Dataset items
------------------------------------
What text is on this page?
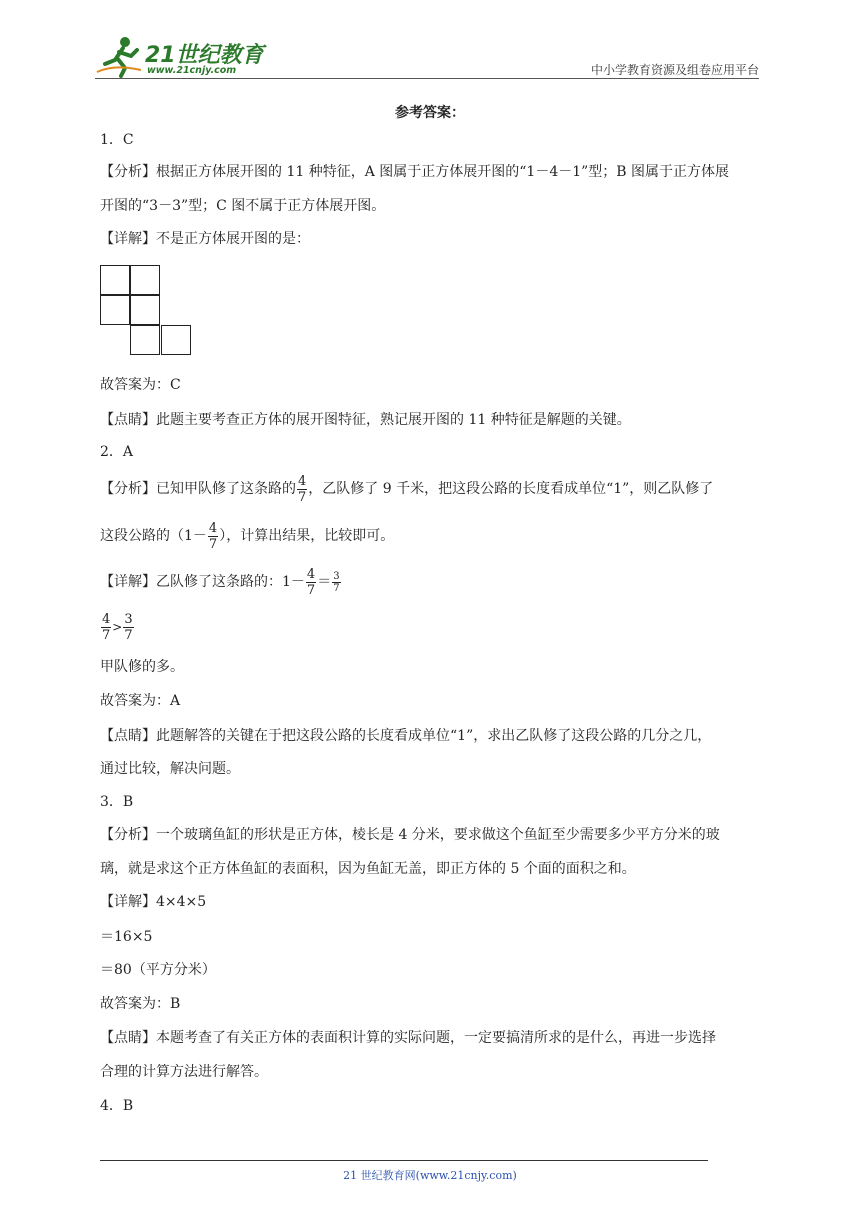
21世纪教育
www.21cnjy.com	中小学教育资源及组卷应用平台
参考答案：
1．C
【分析】根据正方体展开图的 11 种特征，A 图属于正方体展开图的“1－4－1”型；B 图属于正方体展
开图的“3－3”型；C 图不属于正方体展开图。
【详解】不是正方体展开图的是：
故答案为：C
【点睛】此题主要考查正方体的展开图特征，熟记展开图的 11 种特征是解题的关键。
2．A
【分析】已知甲队修了这条路的 $\frac{4}{7}$ ，乙队修了 9 千米，把这段公路的长度看成单位“1”，则乙队修了
这段公路的（$1- \frac{4}{7}$ ），计算出结果，比较即可。
【详解】乙队修了这条路的：$1- \frac{4}{7} = \frac{3}{7}$
$\frac{4}{7} > \frac{3}{7}$
甲队修的多。
故答案为：A
【点睛】此题解答的关键在于把这段公路的长度看成单位“1”，求出乙队修了这段公路的几分之几，
通过比较，解决问题。
3．B
【分析】一个玻璃鱼缸的形状是正方体，棱长是 4 分米，要求做这个鱼缸至少需要多少平方分米的玻
璃，就是求这个正方体鱼缸的表面积，因为鱼缸无盖，即正方体的 5 个面的面积之和。
【详解】4×4×5
＝16×5
＝80（平方分米）
故答案为：B
【点睛】本题考查了有关正方体的表面积计算的实际问题，一定要搞清所求的是什么，再进一步选择
合理的计算方法进行解答。
4．B
21 世纪教育网(www.21cnjy.com)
------------------------------------
Retype each entry precisely. Skip images entirely.

What text is on this page?
21世纪教育
www.21cnjy.com	中小学教育资源及组卷应用平台
参考答案：
1．C
【分析】根据正方体展开图的 11 种特征，A 图属于正方体展开图的“1－4－1”型；B 图属于正方体展
开图的“3－3”型；C 图不属于正方体展开图。
【详解】不是正方体展开图的是：
故答案为：C
【点睛】此题主要考查正方体的展开图特征，熟记展开图的 11 种特征是解题的关键。
2．A
【分析】已知甲队修了这条路的 $\frac{4}{7}$ ，乙队修了 9 千米，把这段公路的长度看成单位“1”，则乙队修了
这段公路的（$1- \frac{4}{7}$ ），计算出结果，比较即可。
【详解】乙队修了这条路的：$1- \frac{4}{7} = \frac{3}{7}$
$\frac{4}{7} > \frac{3}{7}$
甲队修的多。
故答案为：A
【点睛】此题解答的关键在于把这段公路的长度看成单位“1”，求出乙队修了这段公路的几分之几，
通过比较，解决问题。
3．B
【分析】一个玻璃鱼缸的形状是正方体，棱长是 4 分米，要求做这个鱼缸至少需要多少平方分米的玻
璃，就是求这个正方体鱼缸的表面积，因为鱼缸无盖，即正方体的 5 个面的面积之和。
【详解】4×4×5
＝16×5
＝80（平方分米）
故答案为：B
【点睛】本题考查了有关正方体的表面积计算的实际问题，一定要搞清所求的是什么，再进一步选择
合理的计算方法进行解答。
4．B
21 世纪教育网(www.21cnjy.com)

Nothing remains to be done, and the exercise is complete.